**Task**
Extend the passage on regulating panhandling, starting after its last sentence.

**Excerpted text**
A regulation on the conduct of panhandling is not a ban on expression, or more specifically, a ban on the speech of panhandling.   The declaration of the constitutionality of the regulation in Lee has already secured this position.  O'Brien, set the Court's position on second-guessing legislative motives.

Responding to allegations that there were illicit anti-expressive motives on behalf of the government through its legislation against the burning of draft cards, the Court made clear in O'Brien that arguments which accuse a regulation on conduct as having an illicit effect on expression, were beyond the Court's inquiry.  In affirming its stance of not second-guessing the motives of lawmakers, the Court said:

It is a familiar principle of constitutional law that this Court will not strike down an otherwise constitutional statute on the basis of an alleged illicit motive * * * The decisions of this Court lend no support whatever to the assumption that the judiciary may restrain the exercise of lawful power on the assumption that a wrongful purpose or motive has caused the power to be exerted.[xxxvii]

Since the regulation in Lee has already established that a regulation aimed at the conduct of panhandling is not only content-neutral, but does not illicitly or otherwise impose unconstitutionally on the free expression by panhandlers, there seems little to debate.  San Diego, adopting the exact same regulation for Balboa Park as the Port Authority did for its air terminals, for example, would have no difference in the conduct targeted or the interests at stake.

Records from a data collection

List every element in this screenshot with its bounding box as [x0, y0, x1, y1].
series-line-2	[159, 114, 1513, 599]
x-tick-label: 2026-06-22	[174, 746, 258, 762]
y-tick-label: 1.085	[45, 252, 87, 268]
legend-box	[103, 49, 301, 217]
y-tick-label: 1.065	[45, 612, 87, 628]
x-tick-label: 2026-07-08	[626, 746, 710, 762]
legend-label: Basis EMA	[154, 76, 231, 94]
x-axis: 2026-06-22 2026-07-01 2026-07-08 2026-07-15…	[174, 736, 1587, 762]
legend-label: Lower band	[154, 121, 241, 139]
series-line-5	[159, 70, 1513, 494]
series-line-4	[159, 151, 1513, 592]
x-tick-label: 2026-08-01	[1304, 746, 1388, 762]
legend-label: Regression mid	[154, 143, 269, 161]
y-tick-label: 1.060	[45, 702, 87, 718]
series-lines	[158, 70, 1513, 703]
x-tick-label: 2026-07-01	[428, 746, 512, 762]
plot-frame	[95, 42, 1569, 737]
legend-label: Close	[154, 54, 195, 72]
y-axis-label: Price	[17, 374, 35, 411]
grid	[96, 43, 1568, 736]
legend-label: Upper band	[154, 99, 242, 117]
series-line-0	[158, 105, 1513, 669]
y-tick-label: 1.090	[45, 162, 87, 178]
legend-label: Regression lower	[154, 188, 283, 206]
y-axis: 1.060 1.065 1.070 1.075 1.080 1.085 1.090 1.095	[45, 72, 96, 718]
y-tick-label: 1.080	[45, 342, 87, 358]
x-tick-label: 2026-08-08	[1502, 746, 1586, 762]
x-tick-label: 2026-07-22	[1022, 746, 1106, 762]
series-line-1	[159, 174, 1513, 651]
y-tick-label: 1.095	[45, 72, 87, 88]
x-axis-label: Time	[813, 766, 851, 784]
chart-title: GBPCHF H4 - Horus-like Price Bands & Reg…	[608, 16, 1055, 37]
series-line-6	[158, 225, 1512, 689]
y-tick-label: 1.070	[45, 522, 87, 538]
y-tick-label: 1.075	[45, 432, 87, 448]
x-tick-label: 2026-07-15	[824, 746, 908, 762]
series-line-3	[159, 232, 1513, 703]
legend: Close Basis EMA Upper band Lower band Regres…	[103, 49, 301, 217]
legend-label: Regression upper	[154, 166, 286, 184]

**Answer box**
IV. Is a Regulation or Ban on Panhandling No Further Than Necessary to Advance San Diego's Interests


San Diego has not actually drafted a law to ban panhandling, therefore, this inquiry adopts the regulation of Lee as a mere example of law San Diego could enact.  The purpose in adopting the Port Authority regulation is that it has been proven constitutional and would provide the effect and protection in Balboa Park to the satisfaction of San Diego's needs.  What San Diego could do is modify the Lee regulation so that panhandlers would be confined to an area of the park[xxxviii], or San Diego could eliminate it entirely from the Park while leaving panhandlers free to roam the streets[xxxix].  This would create parallel structure between Lee and San Diego since Lee permitted the panhandlers to conduct their activities on Port Authority property outside the air terminals.  The Lee regulation, if adapted and applied to Balboa Park, would be no further than necessary to achieve San Diego's interests.

Under various precedents like O'Brien which establish the constitutionality of regulating conduct that is fettered with speech, and Lee and Heffron which established the constitutionality of specific regulation of panhandling conduct, there is only one conclusion: San Diego is free to regulate the conduct of panhandling without fear of trampling upon First Amendment rights.

II(A) Can San Diego Regulate or Ban the Speech of Panhandling as Commercial Speech

 

San Diego is free to regulate the speech of panhandling as commercial speech, on grounds of its secondary effects on public safety and welfare[xl].  Though the Supreme Court has not yet had to decide a case of panhandling in a strict commercial context, it did consider the commercial conduct of the solicitors of magazines in Breard[xli] and for a strict commercial speech analysis, the Court would apply a commercial speech case like Central Hudson Gas & Electric Corp. v. Public Service Commission of New York[xlii], in which the Court espoused its rules for commercial speech regulation analysis.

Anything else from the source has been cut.